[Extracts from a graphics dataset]
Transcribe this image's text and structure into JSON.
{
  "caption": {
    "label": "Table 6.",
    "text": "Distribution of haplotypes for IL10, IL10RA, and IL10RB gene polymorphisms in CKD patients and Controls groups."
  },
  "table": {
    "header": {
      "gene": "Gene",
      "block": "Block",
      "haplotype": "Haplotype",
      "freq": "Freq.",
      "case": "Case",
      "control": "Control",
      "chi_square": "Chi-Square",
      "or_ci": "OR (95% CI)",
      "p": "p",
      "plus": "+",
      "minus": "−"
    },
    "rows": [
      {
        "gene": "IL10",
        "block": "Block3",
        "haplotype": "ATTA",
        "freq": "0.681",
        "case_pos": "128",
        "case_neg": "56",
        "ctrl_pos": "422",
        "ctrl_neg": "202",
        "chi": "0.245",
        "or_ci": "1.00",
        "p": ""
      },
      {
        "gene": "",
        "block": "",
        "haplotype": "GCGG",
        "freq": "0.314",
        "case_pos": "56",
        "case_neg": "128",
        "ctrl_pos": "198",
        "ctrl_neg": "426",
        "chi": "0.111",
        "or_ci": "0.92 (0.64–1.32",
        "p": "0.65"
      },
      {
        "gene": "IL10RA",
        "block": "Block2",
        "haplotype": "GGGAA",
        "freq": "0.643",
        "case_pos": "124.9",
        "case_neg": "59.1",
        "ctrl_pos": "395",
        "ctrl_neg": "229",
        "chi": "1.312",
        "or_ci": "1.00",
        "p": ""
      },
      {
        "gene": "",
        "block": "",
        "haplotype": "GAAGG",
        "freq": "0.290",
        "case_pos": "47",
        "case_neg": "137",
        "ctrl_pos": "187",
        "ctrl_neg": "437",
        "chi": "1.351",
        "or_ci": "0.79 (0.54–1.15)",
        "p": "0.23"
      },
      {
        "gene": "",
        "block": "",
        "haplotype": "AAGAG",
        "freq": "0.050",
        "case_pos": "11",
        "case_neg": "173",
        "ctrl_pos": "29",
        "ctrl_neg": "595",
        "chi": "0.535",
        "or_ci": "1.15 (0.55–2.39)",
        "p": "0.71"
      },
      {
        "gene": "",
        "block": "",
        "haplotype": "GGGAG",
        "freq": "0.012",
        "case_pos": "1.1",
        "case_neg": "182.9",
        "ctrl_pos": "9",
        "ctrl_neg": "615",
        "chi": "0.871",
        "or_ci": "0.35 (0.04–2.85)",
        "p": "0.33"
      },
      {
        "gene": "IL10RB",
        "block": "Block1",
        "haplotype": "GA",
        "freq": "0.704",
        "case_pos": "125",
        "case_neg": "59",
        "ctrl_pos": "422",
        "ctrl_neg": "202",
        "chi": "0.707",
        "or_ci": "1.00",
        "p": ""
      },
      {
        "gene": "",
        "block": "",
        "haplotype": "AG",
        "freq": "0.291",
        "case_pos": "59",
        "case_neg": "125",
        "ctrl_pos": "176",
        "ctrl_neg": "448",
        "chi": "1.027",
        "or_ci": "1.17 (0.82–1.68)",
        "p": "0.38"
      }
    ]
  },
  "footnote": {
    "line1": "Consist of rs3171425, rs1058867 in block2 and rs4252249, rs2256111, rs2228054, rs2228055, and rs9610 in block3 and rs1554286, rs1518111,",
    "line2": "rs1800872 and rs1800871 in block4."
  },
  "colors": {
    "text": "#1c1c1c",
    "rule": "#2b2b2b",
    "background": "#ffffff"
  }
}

> _Brief_
Among the lines above, return each one holding the string "freq".

> _Result for this exercise_
      "freq": "Freq.",
        "freq": "0.681",
        "freq": "0.314",
        "freq": "0.643",
        "freq": "0.290",
        "freq": "0.050",
        "freq": "0.012",
        "freq": "0.704",
        "freq": "0.291",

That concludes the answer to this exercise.